▶ **JOB**
Wherever the word "this" turns up in a line of the entries, copy that line.

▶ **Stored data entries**
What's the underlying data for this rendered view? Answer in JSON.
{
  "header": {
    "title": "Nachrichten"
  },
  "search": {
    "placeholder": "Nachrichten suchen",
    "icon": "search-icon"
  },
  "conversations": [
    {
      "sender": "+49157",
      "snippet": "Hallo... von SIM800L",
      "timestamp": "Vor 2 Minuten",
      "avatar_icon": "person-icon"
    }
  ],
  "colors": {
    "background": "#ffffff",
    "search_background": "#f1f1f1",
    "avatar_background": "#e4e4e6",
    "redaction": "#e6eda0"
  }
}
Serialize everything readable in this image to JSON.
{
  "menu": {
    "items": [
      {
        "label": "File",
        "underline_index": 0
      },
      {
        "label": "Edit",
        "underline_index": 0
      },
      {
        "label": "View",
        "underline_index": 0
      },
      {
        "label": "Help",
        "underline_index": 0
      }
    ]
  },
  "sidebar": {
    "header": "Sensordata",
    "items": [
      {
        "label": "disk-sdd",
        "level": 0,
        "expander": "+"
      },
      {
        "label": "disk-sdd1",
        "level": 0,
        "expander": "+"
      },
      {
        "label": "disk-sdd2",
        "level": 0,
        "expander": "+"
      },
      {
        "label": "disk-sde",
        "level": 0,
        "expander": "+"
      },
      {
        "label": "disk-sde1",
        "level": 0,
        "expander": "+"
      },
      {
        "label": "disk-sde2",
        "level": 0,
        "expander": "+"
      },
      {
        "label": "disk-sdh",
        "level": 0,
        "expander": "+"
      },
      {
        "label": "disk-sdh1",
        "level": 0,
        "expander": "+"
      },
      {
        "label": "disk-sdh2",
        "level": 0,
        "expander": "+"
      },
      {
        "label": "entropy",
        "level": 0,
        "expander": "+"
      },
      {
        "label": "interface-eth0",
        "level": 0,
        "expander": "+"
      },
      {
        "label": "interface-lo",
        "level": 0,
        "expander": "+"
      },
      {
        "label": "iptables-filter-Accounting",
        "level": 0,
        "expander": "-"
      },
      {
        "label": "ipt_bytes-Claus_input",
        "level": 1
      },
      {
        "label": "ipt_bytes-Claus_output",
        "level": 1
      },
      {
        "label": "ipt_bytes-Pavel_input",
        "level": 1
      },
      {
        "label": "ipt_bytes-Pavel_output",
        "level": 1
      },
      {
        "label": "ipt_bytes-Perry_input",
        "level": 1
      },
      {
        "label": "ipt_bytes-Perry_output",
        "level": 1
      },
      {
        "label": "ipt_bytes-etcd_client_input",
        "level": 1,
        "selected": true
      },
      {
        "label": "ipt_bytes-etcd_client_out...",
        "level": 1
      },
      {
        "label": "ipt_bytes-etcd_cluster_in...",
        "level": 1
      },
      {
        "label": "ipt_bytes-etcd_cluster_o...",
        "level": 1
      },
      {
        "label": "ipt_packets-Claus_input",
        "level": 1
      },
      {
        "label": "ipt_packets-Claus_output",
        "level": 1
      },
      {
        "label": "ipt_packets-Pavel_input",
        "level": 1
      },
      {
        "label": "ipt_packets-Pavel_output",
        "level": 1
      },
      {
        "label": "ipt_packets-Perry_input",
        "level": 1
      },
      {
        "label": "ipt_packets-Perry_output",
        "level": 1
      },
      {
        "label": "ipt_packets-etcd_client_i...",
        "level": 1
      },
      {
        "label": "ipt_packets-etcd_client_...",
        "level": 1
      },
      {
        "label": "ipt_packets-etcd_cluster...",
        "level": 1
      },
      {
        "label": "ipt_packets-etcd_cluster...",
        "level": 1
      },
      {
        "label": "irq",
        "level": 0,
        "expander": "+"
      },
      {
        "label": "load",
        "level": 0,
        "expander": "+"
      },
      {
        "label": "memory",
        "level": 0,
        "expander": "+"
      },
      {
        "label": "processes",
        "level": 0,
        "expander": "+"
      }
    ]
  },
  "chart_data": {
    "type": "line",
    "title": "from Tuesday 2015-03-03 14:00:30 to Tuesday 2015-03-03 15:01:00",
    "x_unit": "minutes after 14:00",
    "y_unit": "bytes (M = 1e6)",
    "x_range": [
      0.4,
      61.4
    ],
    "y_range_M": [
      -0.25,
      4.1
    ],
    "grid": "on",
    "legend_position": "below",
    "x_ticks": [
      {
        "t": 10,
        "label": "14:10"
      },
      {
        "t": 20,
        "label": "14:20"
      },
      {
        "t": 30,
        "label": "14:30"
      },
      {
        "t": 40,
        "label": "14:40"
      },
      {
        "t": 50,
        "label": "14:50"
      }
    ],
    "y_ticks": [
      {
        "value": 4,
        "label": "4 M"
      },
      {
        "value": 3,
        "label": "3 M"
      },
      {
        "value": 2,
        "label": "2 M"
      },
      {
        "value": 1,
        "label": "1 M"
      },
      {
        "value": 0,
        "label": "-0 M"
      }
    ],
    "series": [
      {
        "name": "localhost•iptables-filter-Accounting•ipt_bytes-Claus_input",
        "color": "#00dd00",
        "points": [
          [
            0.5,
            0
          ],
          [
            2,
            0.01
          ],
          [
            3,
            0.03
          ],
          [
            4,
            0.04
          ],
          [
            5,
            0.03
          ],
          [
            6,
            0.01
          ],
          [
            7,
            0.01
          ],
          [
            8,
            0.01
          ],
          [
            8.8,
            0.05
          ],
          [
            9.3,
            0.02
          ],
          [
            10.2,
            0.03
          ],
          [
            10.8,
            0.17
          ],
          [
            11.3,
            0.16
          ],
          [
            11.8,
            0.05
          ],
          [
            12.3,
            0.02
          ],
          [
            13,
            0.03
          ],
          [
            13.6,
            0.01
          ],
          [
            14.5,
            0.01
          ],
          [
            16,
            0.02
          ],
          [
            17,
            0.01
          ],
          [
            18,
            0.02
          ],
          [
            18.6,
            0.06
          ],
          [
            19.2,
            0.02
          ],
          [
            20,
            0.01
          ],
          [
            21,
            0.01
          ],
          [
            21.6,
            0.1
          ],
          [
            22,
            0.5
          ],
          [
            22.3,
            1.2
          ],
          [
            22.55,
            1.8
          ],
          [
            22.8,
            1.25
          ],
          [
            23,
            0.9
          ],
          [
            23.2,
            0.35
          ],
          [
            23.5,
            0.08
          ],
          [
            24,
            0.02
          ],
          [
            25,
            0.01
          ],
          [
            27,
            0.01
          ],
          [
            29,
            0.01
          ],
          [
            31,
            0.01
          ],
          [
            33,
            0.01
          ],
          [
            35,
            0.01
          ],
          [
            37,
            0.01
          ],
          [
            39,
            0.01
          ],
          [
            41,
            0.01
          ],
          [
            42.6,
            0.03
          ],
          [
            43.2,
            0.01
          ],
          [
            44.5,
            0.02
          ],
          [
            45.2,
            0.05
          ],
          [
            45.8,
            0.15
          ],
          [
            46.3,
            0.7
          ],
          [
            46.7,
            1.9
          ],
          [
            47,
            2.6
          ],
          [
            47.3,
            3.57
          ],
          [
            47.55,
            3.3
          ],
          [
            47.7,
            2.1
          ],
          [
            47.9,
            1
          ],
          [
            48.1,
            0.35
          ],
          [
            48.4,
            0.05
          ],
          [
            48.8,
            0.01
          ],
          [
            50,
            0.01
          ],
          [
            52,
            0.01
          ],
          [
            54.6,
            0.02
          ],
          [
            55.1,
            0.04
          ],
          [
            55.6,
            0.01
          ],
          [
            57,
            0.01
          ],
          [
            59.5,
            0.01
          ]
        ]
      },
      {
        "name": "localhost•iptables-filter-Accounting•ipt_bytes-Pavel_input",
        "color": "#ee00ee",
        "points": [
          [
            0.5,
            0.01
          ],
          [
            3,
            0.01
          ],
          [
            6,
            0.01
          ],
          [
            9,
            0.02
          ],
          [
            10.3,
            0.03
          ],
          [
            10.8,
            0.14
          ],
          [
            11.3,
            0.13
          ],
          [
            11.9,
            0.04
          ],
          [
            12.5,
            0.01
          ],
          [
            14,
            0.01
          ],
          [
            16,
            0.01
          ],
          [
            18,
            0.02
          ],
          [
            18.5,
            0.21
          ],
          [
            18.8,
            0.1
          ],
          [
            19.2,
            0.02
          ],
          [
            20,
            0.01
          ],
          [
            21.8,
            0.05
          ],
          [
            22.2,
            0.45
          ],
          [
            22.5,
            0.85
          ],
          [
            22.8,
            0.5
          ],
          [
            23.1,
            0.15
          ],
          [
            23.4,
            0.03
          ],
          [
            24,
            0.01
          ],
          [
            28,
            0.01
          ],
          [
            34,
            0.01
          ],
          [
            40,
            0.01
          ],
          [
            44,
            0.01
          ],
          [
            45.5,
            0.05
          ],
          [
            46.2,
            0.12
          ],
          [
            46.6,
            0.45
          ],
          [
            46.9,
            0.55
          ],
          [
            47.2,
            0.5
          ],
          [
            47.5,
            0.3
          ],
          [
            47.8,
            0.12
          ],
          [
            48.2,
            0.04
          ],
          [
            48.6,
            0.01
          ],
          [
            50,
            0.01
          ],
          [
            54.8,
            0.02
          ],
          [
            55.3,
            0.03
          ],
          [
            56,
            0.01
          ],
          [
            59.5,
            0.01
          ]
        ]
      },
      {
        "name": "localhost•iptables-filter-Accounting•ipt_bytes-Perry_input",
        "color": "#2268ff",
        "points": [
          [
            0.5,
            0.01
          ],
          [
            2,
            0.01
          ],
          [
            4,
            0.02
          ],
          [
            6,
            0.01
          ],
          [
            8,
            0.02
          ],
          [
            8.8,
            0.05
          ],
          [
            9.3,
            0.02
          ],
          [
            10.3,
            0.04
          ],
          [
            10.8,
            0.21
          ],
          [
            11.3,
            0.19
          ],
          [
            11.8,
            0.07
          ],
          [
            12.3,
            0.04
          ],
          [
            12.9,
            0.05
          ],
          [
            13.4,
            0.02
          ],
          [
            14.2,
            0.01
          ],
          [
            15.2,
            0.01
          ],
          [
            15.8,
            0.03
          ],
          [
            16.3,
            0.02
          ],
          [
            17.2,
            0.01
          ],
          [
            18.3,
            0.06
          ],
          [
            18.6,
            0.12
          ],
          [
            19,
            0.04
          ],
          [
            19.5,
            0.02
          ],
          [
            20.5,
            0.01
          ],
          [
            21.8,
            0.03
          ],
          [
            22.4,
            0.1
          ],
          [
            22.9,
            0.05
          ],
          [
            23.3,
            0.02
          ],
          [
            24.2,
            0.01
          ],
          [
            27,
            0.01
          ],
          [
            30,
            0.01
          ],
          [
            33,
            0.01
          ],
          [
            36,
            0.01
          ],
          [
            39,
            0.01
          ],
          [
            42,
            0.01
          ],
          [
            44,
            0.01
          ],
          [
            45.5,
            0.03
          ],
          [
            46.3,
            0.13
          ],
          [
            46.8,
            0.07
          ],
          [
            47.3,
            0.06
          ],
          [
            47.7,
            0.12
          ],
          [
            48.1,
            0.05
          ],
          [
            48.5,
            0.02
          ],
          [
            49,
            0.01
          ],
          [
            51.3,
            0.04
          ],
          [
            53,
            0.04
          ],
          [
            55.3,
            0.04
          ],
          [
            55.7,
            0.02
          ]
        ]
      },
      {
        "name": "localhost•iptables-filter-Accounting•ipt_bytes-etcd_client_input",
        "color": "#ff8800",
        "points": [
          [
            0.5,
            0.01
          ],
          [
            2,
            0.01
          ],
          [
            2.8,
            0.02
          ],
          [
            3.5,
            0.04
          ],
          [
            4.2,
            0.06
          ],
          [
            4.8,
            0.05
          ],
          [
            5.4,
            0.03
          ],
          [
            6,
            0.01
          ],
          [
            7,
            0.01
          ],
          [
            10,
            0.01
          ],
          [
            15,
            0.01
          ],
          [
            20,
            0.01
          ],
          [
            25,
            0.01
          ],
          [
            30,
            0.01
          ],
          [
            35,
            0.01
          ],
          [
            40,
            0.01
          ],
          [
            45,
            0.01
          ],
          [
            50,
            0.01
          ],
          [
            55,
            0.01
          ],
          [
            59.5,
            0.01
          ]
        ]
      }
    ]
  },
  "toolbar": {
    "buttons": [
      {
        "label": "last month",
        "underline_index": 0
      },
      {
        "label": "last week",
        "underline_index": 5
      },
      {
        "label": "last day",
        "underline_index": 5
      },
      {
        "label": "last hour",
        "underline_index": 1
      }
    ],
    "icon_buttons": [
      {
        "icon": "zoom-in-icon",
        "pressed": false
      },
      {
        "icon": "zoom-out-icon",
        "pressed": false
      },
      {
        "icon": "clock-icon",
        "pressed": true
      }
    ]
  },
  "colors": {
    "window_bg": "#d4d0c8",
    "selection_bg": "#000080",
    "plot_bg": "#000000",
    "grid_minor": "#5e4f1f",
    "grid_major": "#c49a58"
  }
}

▶ **SOLUTION BELOW**
What's the underlying data for this rendered view? Answer in JSON.
Serialize everything readable in this image to JSON.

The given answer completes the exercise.